Dataset records
## begin

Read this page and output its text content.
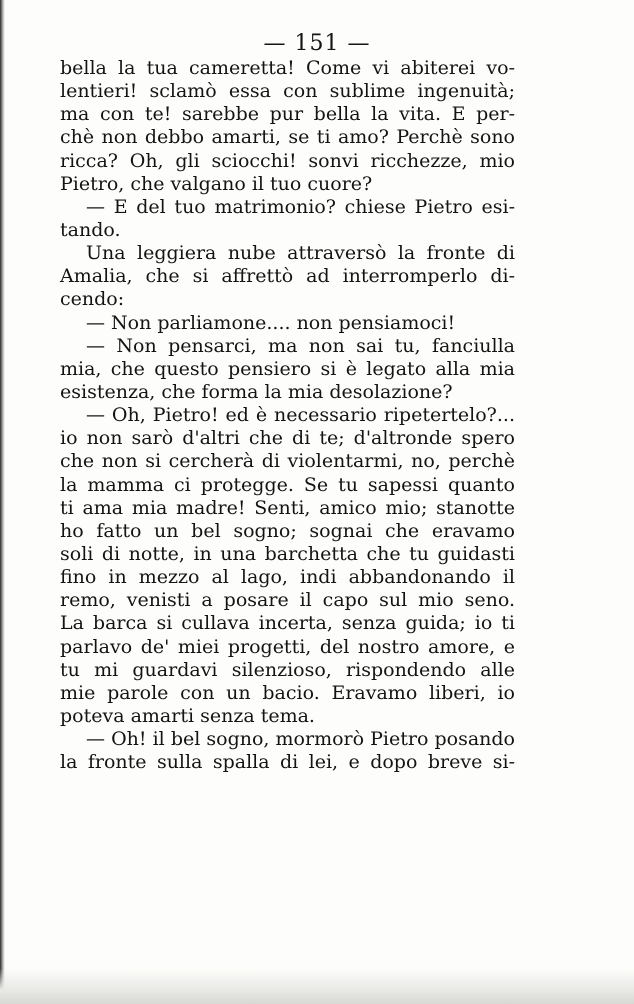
— 151 —
bella la tua cameretta! Come vi abiterei vo-
lentieri! sclamò essa con sublime ingenuità;
ma con te! sarebbe pur bella la vita. E per-
chè non debbo amarti, se ti amo? Perchè sono
ricca? Oh, gli sciocchi! sonvi ricchezze, mio
Pietro, che valgano il tuo cuore?
— E del tuo matrimonio? chiese Pietro esi-
tando.
Una leggiera nube attraversò la fronte di
Amalia, che si affrettò ad interromperlo di-
cendo:
— Non parliamone.... non pensiamoci!
— Non pensarci, ma non sai tu, fanciulla
mia, che questo pensiero si è legato alla mia
esistenza, che forma la mia desolazione?
— Oh, Pietro! ed è necessario ripetertelo?...
io non sarò d'altri che di te; d'altronde spero
che non si cercherà di violentarmi, no, perchè
la mamma ci protegge. Se tu sapessi quanto
ti ama mia madre! Senti, amico mio; stanotte
ho fatto un bel sogno; sognai che eravamo
soli di notte, in una barchetta che tu guidasti
fino in mezzo al lago, indi abbandonando il
remo, venisti a posare il capo sul mio seno.
La barca si cullava incerta, senza guida; io ti
parlavo de' miei progetti, del nostro amore, e
tu mi guardavi silenzioso, rispondendo alle
mie parole con un bacio. Eravamo liberi, io
poteva amarti senza tema.
— Oh! il bel sogno, mormorò Pietro posando
la fronte sulla spalla di lei, e dopo breve si-
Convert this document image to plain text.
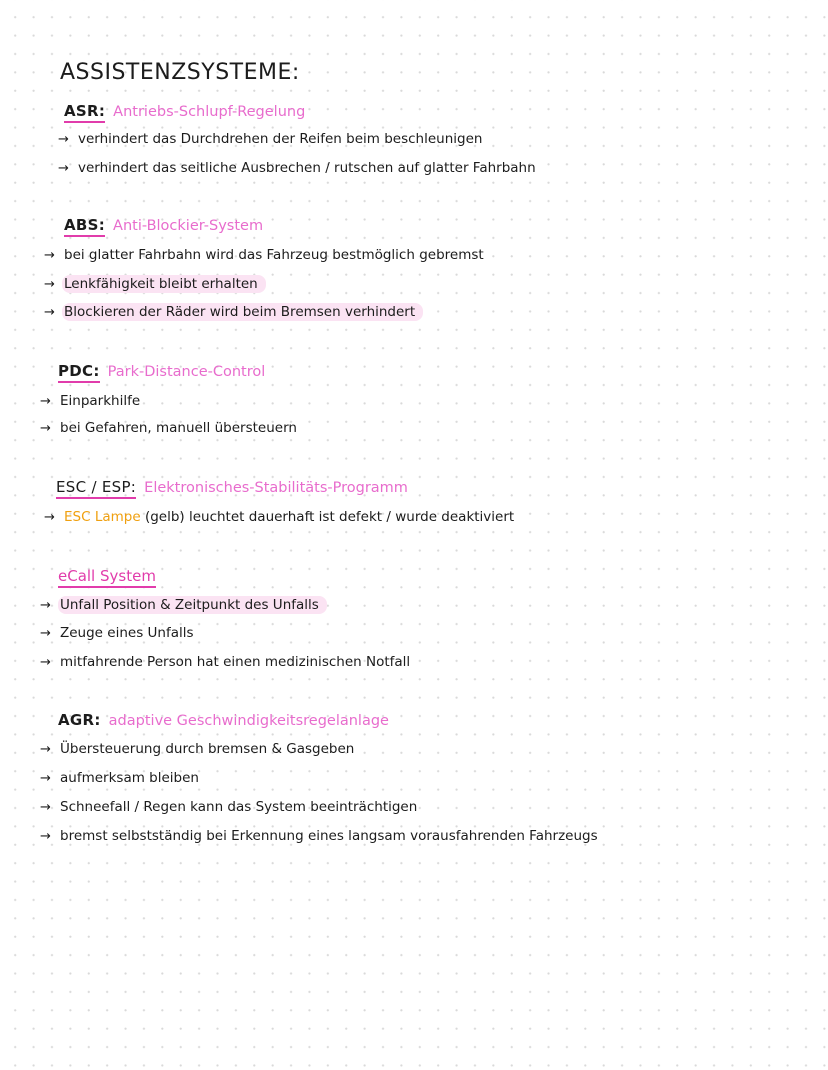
ASSISTENZSYSTEME:
ASR: Antriebs-Schlupf-Regelung
→ verhindert das Durchdrehen der Reifen beim beschleunigen
→ verhindert das seitliche Ausbrechen / rutschen auf glatter Fahrbahn
ABS: Anti-Blockier-System
→ bei glatter Fahrbahn wird das Fahrzeug bestmöglich gebremst
→ Lenkfähigkeit bleibt erhalten
→ Blockieren der Räder wird beim Bremsen verhindert
PDC: Park-Distance-Control
→ Einparkhilfe
→ bei Gefahren, manuell übersteuern
ESC / ESP: Elektronisches-Stabilitäts-Programm
→ ESC Lampe
(gelb) leuchtet dauerhaft ist defekt / wurde deaktiviert
eCall System
→ Unfall Position & Zeitpunkt des Unfalls
→ Zeuge eines Unfalls
→ mitfahrende Person hat einen medizinischen Notfall
AGR: adaptive Geschwindigkeitsregelanlage
→ Übersteuerung durch bremsen & Gasgeben
→ aufmerksam bleiben
→ Schneefall / Regen kann das System beeinträchtigen
→ bremst selbstständig bei Erkennung eines langsam vorausfahrenden Fahrzeugs
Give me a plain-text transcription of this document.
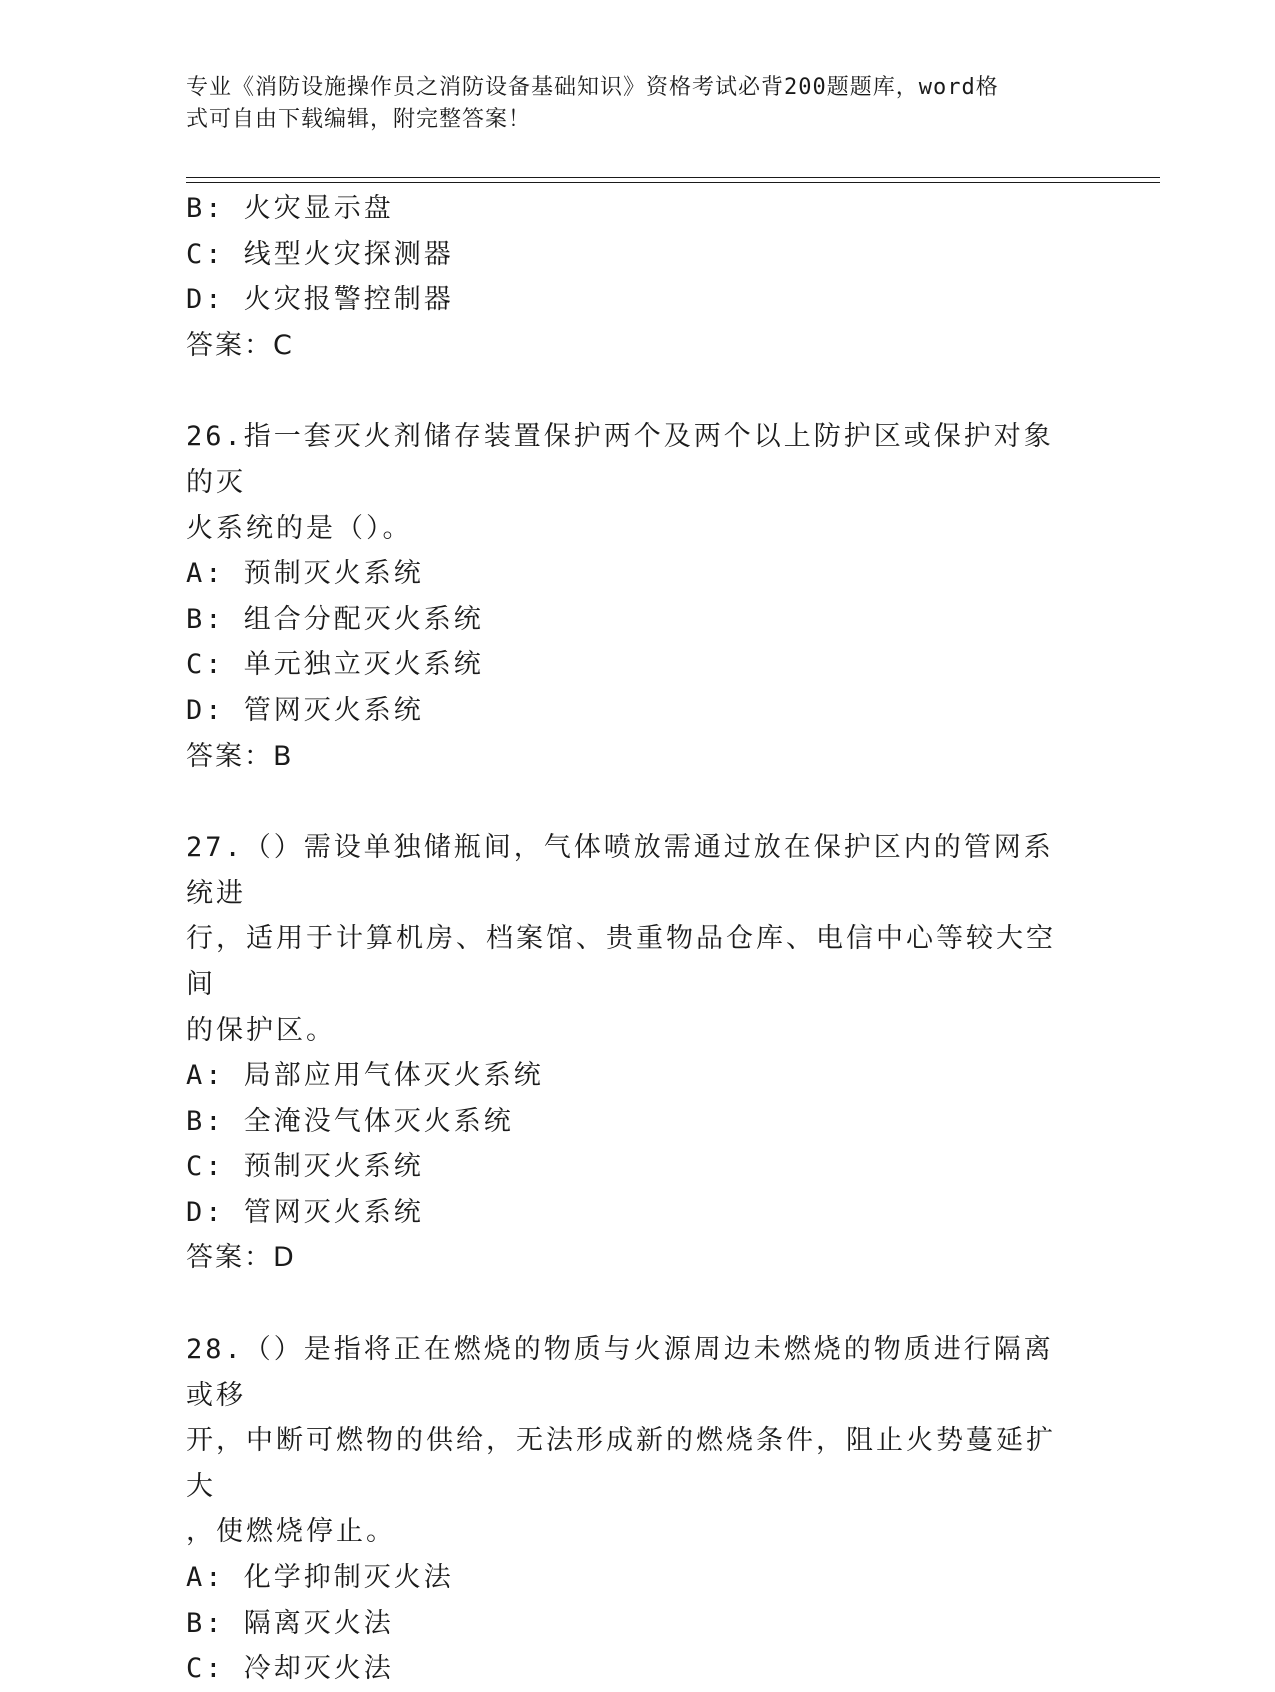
专业《消防设施操作员之消防设备基础知识》资格考试必背200题题库，word格
式可自由下载编辑，附完整答案！
B: 火灾显示盘
C: 线型火灾探测器
D: 火灾报警控制器
答案：C
26.指一套灭火剂储存装置保护两个及两个以上防护区或保护对象的灭
火系统的是（）。
A: 预制灭火系统
B: 组合分配灭火系统
C: 单元独立灭火系统
D: 管网灭火系统
答案：B
27.（）需设单独储瓶间，气体喷放需通过放在保护区内的管网系统进
行，适用于计算机房、档案馆、贵重物品仓库、电信中心等较大空间
的保护区。
A: 局部应用气体灭火系统
B: 全淹没气体灭火系统
C: 预制灭火系统
D: 管网灭火系统
答案：D
28.（）是指将正在燃烧的物质与火源周边未燃烧的物质进行隔离或移
开，中断可燃物的供给，无法形成新的燃烧条件，阻止火势蔓延扩大
，使燃烧停止。
A: 化学抑制灭火法
B: 隔离灭火法
C: 冷却灭火法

## end

| Exercise details |
Reproduce every entry exactly, but omit each picture.

| Full response |
Read this page and output its text content.
— 151 —
bella la tua cameretta! Come vi abiterei vo-
lentieri! sclamò essa con sublime ingenuità;
ma con te! sarebbe pur bella la vita. E per-
chè non debbo amarti, se ti amo? Perchè sono
ricca? Oh, gli sciocchi! sonvi ricchezze, mio
Pietro, che valgano il tuo cuore?
— E del tuo matrimonio? chiese Pietro esi-
tando.
Una leggiera nube attraversò la fronte di
Amalia, che si affrettò ad interromperlo di-
cendo:
— Non parliamone.... non pensiamoci!
— Non pensarci, ma non sai tu, fanciulla
mia, che questo pensiero si è legato alla mia
esistenza, che forma la mia desolazione?
— Oh, Pietro! ed è necessario ripetertelo?...
io non sarò d'altri che di te; d'altronde spero
che non si cercherà di violentarmi, no, perchè
la mamma ci protegge. Se tu sapessi quanto
ti ama mia madre! Senti, amico mio; stanotte
ho fatto un bel sogno; sognai che eravamo
soli di notte, in una barchetta che tu guidasti
fino in mezzo al lago, indi abbandonando il
remo, venisti a posare il capo sul mio seno.
La barca si cullava incerta, senza guida; io ti
parlavo de' miei progetti, del nostro amore, e
tu mi guardavi silenzioso, rispondendo alle
mie parole con un bacio. Eravamo liberi, io
poteva amarti senza tema.
— Oh! il bel sogno, mormorò Pietro posando
la fronte sulla spalla di lei, e dopo breve si-
Convert this document image to plain text.
ASSISTENZSYSTEME:
ASR: Antriebs-Schlupf-Regelung
→ verhindert das Durchdrehen der Reifen beim beschleunigen
→ verhindert das seitliche Ausbrechen / rutschen auf glatter Fahrbahn
ABS: Anti-Blockier-System
→ bei glatter Fahrbahn wird das Fahrzeug bestmöglich gebremst
→ Lenkfähigkeit bleibt erhalten
→ Blockieren der Räder wird beim Bremsen verhindert
PDC: Park-Distance-Control
→ Einparkhilfe
→ bei Gefahren, manuell übersteuern
ESC / ESP: Elektronisches-Stabilitäts-Programm
→ ESC Lampe
(gelb) leuchtet dauerhaft ist defekt / wurde deaktiviert
eCall System
→ Unfall Position & Zeitpunkt des Unfalls
→ Zeuge eines Unfalls
→ mitfahrende Person hat einen medizinischen Notfall
AGR: adaptive Geschwindigkeitsregelanlage
→ Übersteuerung durch bremsen & Gasgeben
→ aufmerksam bleiben
→ Schneefall / Regen kann das System beeinträchtigen
→ bremst selbstständig bei Erkennung eines langsam vorausfahrenden Fahrzeugs
Give me a plain-text transcription of this document.
专业《消防设施操作员之消防设备基础知识》资格考试必背200题题库，word格
式可自由下载编辑，附完整答案！
B: 火灾显示盘
C: 线型火灾探测器
D: 火灾报警控制器
答案：C
26.指一套灭火剂储存装置保护两个及两个以上防护区或保护对象的灭
火系统的是（）。
A: 预制灭火系统
B: 组合分配灭火系统
C: 单元独立灭火系统
D: 管网灭火系统
答案：B
27.（）需设单独储瓶间，气体喷放需通过放在保护区内的管网系统进
行，适用于计算机房、档案馆、贵重物品仓库、电信中心等较大空间
的保护区。
A: 局部应用气体灭火系统
B: 全淹没气体灭火系统
C: 预制灭火系统
D: 管网灭火系统
答案：D
28.（）是指将正在燃烧的物质与火源周边未燃烧的物质进行隔离或移
开，中断可燃物的供给，无法形成新的燃烧条件，阻止火势蔓延扩大
，使燃烧停止。
A: 化学抑制灭火法
B: 隔离灭火法
C: 冷却灭火法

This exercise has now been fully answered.